++++ EXTRACTED ENTRIES ++++
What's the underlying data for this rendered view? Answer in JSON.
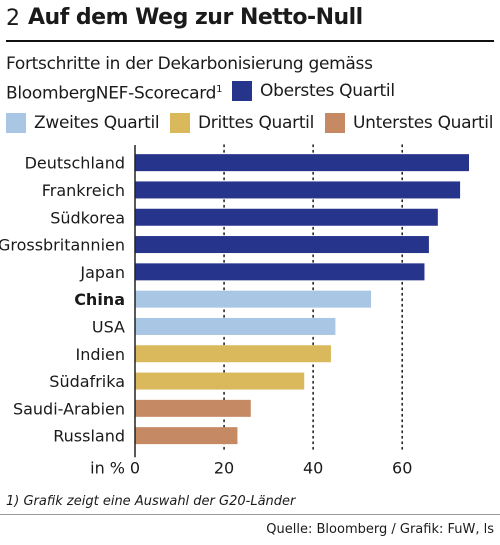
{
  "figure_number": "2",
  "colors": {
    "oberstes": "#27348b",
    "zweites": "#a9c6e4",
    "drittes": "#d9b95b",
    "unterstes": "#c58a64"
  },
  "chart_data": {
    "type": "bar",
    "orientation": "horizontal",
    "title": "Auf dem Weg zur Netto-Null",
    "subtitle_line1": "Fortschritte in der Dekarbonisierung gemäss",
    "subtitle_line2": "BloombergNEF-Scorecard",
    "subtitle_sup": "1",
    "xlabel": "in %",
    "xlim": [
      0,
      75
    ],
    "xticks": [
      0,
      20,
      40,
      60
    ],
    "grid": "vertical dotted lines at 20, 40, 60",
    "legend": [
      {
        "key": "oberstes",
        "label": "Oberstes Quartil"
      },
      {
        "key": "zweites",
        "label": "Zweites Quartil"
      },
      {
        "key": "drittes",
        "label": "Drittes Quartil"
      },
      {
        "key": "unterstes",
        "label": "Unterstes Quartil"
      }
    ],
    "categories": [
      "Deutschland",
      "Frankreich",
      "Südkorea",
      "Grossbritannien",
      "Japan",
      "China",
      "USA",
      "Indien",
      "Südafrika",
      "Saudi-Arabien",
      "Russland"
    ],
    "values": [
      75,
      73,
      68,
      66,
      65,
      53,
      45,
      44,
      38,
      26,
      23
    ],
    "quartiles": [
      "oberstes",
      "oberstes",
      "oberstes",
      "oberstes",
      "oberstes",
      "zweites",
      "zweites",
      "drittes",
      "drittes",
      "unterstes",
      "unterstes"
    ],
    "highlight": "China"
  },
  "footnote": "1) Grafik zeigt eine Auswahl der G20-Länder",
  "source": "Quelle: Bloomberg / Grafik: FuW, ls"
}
++++
(THE EXERCISE) Each record should be quoted exactly, with the images omitted.

(EXERCISE SOLUTION)
What's the underlying data for this rendered view? Answer in JSON.
{
  "figure_number": "2",
  "colors": {
    "oberstes": "#27348b",
    "zweites": "#a9c6e4",
    "drittes": "#d9b95b",
    "unterstes": "#c58a64"
  },
  "chart_data": {
    "type": "bar",
    "orientation": "horizontal",
    "title": "Auf dem Weg zur Netto-Null",
    "subtitle_line1": "Fortschritte in der Dekarbonisierung gemäss",
    "subtitle_line2": "BloombergNEF-Scorecard",
    "subtitle_sup": "1",
    "xlabel": "in %",
    "xlim": [
      0,
      75
    ],
    "xticks": [
      0,
      20,
      40,
      60
    ],
    "grid": "vertical dotted lines at 20, 40, 60",
    "legend": [
      {
        "key": "oberstes",
        "label": "Oberstes Quartil"
      },
      {
        "key": "zweites",
        "label": "Zweites Quartil"
      },
      {
        "key": "drittes",
        "label": "Drittes Quartil"
      },
      {
        "key": "unterstes",
        "label": "Unterstes Quartil"
      }
    ],
    "categories": [
      "Deutschland",
      "Frankreich",
      "Südkorea",
      "Grossbritannien",
      "Japan",
      "China",
      "USA",
      "Indien",
      "Südafrika",
      "Saudi-Arabien",
      "Russland"
    ],
    "values": [
      75,
      73,
      68,
      66,
      65,
      53,
      45,
      44,
      38,
      26,
      23
    ],
    "quartiles": [
      "oberstes",
      "oberstes",
      "oberstes",
      "oberstes",
      "oberstes",
      "zweites",
      "zweites",
      "drittes",
      "drittes",
      "unterstes",
      "unterstes"
    ],
    "highlight": "China"
  },
  "footnote": "1) Grafik zeigt eine Auswahl der G20-Länder",
  "source": "Quelle: Bloomberg / Grafik: FuW, ls"
}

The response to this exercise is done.